Spatial annotation data
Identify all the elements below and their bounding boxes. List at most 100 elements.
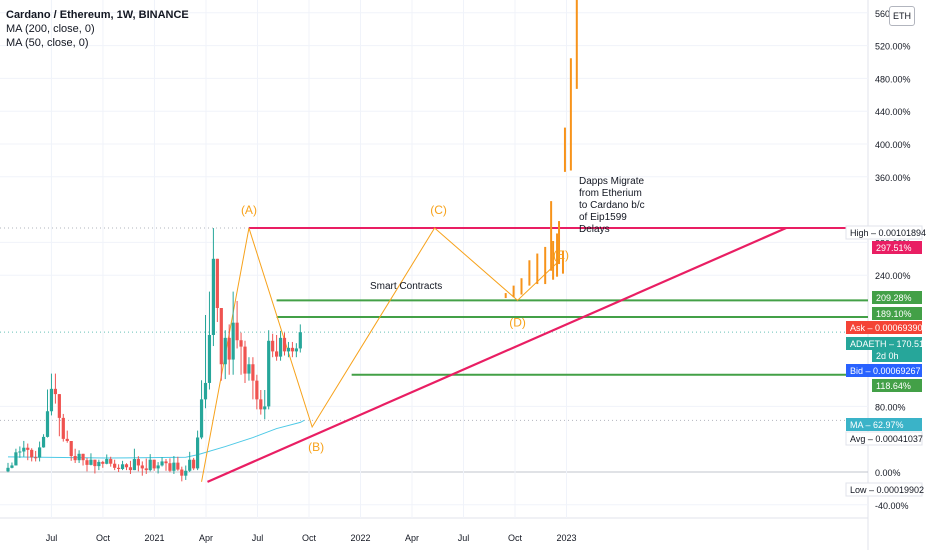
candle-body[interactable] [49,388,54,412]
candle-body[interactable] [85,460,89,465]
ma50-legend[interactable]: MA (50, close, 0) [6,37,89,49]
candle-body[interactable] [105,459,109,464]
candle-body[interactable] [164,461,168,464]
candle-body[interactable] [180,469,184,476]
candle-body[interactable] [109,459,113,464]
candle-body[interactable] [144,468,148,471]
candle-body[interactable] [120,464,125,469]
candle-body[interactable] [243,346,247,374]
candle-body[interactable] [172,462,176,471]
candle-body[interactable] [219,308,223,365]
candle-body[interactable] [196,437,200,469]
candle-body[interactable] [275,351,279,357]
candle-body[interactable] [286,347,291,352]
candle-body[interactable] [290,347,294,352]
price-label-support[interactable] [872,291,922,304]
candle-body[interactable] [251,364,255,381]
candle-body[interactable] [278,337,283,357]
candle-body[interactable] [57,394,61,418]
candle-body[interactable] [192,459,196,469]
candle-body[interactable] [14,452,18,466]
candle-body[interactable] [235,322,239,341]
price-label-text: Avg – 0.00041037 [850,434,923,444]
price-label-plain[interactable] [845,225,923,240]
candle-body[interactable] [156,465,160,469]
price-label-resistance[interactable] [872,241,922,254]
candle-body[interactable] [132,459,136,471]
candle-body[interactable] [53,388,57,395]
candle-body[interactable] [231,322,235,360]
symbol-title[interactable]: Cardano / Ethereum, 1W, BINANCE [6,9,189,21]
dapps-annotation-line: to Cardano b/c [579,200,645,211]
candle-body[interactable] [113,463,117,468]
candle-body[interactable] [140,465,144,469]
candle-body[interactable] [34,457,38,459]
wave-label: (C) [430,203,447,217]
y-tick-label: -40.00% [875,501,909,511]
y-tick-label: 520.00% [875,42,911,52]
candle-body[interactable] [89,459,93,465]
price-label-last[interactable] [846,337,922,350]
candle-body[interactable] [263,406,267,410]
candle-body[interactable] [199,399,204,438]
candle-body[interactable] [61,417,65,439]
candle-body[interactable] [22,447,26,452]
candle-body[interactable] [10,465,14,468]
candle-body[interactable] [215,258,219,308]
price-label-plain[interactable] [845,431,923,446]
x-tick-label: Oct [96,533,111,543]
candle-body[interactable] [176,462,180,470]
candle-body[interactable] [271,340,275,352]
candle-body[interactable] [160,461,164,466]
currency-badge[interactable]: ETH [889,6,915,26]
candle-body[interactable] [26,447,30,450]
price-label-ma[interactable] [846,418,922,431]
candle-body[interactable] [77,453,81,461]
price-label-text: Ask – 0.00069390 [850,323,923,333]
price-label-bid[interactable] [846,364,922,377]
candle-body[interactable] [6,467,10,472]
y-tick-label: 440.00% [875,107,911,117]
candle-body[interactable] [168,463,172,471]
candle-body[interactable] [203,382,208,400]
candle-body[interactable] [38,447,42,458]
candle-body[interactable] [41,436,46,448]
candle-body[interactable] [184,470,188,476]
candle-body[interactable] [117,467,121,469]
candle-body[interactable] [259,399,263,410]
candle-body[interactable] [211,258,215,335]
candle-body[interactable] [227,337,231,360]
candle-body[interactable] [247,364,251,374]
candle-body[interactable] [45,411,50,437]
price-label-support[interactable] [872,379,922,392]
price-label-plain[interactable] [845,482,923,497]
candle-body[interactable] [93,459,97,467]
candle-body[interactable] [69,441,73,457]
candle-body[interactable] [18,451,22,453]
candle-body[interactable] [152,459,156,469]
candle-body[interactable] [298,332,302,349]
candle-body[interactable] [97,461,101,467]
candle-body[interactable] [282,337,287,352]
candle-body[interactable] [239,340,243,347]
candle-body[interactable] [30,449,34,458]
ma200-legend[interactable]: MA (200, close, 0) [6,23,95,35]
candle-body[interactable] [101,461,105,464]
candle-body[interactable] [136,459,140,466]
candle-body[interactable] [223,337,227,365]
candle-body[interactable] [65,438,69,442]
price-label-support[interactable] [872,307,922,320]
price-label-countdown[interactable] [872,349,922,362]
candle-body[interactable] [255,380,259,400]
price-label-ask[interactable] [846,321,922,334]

[WRITTEN EXERCISE]
Reproduce the data from the line with "candle-body[interactable] [49,388,54,412]" to the line with "candle-body[interactable] [132,459,136,471]", putting "Average" in place of "Avg" and leaving everything else as it is.

[RESPONSE TO THE EXERCISE]
candle-body[interactable] [49,388,54,412]
candle-body[interactable] [85,460,89,465]
ma50-legend[interactable]: MA (50, close, 0) [6,37,89,49]
candle-body[interactable] [105,459,109,464]
candle-body[interactable] [164,461,168,464]
candle-body[interactable] [180,469,184,476]
candle-body[interactable] [109,459,113,464]
candle-body[interactable] [144,468,148,471]
candle-body[interactable] [120,464,125,469]
candle-body[interactable] [243,346,247,374]
candle-body[interactable] [172,462,176,471]
candle-body[interactable] [219,308,223,365]
candle-body[interactable] [196,437,200,469]
candle-body[interactable] [275,351,279,357]
candle-body[interactable] [286,347,291,352]
candle-body[interactable] [290,347,294,352]
price-label-support[interactable] [872,291,922,304]
candle-body[interactable] [251,364,255,381]
candle-body[interactable] [278,337,283,357]
candle-body[interactable] [57,394,61,418]
candle-body[interactable] [192,459,196,469]
candle-body[interactable] [14,452,18,466]
candle-body[interactable] [235,322,239,341]
price-label-text: Average – 0.00041037 [850,434,923,444]
price-label-plain[interactable] [845,225,923,240]
candle-body[interactable] [156,465,160,469]
price-label-resistance[interactable] [872,241,922,254]
candle-body[interactable] [132,459,136,471]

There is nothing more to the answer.